Element-and-box listings:
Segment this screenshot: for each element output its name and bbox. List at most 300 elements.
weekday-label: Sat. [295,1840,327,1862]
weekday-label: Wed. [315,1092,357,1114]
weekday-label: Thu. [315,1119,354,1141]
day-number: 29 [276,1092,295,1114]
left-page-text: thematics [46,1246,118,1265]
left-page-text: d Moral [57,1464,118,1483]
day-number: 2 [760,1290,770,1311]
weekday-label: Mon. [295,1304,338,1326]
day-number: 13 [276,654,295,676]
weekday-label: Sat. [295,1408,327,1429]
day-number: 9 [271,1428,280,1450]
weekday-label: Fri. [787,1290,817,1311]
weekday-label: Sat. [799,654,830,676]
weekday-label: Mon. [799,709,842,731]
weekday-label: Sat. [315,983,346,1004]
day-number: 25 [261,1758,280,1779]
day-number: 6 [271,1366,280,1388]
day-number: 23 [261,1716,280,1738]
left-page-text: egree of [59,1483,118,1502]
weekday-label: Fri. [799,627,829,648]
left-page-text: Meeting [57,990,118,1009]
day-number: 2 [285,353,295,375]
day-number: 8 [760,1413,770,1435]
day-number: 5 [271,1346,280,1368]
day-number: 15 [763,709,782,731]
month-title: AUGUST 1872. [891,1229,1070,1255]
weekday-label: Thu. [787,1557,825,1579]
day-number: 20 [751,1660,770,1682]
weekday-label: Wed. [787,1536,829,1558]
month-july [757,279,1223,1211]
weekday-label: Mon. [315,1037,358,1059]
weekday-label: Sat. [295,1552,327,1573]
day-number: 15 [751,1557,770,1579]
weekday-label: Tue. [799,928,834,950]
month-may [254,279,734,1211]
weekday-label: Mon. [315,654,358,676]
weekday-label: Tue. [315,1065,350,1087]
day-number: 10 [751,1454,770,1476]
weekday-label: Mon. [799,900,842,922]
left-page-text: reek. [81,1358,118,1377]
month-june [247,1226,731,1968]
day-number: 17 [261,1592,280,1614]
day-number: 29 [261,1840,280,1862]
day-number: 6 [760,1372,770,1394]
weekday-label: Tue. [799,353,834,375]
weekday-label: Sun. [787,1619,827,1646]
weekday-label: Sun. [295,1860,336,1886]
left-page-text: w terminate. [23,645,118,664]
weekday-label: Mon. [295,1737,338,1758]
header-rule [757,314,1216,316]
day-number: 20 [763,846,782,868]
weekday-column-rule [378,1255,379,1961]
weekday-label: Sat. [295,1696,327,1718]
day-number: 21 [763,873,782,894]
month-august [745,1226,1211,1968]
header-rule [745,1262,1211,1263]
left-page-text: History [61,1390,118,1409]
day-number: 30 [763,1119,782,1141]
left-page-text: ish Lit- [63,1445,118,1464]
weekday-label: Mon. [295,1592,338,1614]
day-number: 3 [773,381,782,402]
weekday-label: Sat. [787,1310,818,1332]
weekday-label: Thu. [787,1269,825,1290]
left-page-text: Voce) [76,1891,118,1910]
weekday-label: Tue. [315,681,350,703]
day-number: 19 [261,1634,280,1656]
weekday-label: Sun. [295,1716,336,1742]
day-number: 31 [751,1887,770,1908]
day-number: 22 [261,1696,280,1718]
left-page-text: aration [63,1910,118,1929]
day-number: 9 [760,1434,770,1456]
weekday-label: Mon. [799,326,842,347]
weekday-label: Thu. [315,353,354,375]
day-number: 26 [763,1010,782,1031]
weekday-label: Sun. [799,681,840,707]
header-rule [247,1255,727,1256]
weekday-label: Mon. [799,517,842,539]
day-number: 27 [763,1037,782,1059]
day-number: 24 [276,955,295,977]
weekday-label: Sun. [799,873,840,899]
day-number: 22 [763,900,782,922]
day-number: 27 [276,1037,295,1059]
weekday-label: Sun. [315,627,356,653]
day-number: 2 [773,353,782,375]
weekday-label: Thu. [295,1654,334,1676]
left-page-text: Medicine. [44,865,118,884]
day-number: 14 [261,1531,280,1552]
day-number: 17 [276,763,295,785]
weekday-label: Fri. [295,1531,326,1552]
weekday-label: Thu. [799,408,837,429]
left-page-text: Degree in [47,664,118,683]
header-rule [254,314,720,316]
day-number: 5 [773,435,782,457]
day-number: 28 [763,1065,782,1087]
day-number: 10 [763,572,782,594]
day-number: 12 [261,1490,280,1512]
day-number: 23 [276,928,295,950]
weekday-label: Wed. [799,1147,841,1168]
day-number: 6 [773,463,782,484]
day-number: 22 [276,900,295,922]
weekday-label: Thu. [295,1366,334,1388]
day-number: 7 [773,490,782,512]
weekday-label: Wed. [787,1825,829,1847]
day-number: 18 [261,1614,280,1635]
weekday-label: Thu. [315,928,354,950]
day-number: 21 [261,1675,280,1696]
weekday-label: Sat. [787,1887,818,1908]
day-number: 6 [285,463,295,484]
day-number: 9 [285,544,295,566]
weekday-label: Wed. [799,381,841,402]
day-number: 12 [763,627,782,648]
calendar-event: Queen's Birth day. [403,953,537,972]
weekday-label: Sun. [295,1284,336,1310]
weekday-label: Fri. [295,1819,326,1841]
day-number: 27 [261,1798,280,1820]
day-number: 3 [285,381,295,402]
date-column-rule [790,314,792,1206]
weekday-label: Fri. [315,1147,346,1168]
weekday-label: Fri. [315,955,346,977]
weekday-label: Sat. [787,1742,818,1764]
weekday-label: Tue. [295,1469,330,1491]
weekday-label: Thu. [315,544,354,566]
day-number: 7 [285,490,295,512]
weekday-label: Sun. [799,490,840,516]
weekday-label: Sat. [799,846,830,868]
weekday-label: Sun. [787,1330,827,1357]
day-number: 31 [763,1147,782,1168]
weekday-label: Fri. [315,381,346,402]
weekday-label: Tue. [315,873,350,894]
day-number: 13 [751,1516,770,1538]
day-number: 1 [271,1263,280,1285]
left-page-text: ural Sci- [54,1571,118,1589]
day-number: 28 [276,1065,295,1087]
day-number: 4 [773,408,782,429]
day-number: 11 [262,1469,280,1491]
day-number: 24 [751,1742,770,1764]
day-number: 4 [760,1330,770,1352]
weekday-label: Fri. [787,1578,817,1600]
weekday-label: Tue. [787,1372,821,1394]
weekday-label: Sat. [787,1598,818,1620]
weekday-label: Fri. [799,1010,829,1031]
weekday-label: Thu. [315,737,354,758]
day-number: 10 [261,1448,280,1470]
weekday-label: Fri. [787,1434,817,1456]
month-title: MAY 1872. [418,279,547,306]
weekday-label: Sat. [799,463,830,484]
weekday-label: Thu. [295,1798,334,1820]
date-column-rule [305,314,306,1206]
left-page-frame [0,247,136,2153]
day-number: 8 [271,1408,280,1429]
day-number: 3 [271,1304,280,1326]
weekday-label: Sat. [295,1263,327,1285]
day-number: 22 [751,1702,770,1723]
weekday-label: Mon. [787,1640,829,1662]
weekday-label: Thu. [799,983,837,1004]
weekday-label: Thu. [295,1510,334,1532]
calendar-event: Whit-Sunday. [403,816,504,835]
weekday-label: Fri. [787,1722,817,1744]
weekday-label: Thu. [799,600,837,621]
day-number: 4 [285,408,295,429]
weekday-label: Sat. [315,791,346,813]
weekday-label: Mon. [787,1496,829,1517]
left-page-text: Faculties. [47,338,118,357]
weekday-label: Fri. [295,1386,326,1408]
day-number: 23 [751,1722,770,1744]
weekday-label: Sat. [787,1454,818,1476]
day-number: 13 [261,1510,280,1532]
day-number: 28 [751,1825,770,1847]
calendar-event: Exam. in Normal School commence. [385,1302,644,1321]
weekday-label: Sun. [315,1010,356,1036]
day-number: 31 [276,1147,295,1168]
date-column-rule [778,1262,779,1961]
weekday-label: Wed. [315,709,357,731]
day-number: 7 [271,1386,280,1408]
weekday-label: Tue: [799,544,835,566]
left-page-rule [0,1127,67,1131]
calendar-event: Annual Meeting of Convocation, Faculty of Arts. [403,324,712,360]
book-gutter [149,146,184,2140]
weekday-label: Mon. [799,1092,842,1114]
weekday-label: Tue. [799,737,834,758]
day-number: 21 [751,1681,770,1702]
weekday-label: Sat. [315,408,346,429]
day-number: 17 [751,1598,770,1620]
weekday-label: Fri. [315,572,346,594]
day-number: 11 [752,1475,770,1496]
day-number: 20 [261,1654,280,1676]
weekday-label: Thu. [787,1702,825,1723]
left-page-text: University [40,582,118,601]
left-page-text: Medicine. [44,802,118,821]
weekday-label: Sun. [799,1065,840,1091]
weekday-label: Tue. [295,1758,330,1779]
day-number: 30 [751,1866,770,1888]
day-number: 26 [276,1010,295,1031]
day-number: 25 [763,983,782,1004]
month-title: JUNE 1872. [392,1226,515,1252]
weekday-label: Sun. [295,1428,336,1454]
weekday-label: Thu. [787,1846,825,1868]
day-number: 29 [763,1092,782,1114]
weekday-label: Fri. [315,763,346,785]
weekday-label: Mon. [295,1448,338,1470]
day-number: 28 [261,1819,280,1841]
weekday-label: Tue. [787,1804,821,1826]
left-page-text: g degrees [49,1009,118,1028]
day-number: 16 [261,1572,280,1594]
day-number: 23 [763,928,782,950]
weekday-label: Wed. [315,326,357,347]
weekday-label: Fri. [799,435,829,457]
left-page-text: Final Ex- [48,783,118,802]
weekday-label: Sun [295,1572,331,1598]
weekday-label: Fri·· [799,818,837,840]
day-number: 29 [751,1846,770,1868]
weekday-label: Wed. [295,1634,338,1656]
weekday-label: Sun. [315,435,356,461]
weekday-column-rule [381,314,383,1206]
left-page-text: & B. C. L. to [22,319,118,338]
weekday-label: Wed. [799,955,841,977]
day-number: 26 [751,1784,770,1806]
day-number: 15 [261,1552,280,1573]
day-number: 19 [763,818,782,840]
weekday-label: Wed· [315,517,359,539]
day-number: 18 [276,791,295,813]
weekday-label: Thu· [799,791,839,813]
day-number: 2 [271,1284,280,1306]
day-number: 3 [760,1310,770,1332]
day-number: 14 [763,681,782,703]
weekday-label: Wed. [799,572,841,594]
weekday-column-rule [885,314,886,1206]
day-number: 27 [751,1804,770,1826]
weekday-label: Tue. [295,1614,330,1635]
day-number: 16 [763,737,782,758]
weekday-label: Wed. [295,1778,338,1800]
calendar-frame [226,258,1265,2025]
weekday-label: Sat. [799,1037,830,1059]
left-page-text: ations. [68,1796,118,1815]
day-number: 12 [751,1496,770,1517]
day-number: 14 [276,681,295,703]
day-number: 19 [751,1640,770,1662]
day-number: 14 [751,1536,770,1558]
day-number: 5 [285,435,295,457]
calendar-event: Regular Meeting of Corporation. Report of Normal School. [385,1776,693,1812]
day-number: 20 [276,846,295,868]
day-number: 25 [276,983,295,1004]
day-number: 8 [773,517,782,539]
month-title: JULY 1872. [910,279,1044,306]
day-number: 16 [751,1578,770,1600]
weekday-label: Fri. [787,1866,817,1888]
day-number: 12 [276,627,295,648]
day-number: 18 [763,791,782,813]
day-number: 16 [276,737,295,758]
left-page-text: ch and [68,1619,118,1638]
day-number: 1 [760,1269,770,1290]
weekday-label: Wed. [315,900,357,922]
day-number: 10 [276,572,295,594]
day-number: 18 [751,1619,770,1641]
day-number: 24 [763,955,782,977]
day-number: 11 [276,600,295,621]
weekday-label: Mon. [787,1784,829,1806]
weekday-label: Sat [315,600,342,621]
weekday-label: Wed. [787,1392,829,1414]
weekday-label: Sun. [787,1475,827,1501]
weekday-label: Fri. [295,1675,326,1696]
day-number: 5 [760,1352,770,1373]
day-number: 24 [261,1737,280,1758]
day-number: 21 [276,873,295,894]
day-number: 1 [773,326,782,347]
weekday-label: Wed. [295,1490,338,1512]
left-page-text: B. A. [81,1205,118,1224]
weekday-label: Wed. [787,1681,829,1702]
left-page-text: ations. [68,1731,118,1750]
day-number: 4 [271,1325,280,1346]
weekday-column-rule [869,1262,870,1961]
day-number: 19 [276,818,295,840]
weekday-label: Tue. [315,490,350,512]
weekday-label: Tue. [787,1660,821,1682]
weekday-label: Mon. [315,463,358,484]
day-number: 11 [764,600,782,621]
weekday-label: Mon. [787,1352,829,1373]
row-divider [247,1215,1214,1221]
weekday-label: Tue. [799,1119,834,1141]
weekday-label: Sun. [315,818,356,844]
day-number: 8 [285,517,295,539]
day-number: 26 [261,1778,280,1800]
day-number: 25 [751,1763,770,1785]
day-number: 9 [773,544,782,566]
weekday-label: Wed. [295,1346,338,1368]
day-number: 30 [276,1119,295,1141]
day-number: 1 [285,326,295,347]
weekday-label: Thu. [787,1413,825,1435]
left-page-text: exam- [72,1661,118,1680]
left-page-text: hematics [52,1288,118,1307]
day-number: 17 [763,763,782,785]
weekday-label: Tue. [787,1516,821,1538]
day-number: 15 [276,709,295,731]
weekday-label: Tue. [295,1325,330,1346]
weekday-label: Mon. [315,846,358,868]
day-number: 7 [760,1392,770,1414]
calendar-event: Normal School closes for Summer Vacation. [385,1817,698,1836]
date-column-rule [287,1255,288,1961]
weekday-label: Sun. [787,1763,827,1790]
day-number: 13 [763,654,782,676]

## Written problem:
Write out the records word for word, starting at their first line and continuing through the line that contains "left-page-text: thematics [46,1246,118,1265]", with both of those lines included.

## The output:
Segment this screenshot: for each element output its name and bbox. List at most 300 elements.
weekday-label: Sat. [295,1840,327,1862]
weekday-label: Wed. [315,1092,357,1114]
weekday-label: Thu. [315,1119,354,1141]
day-number: 29 [276,1092,295,1114]
left-page-text: thematics [46,1246,118,1265]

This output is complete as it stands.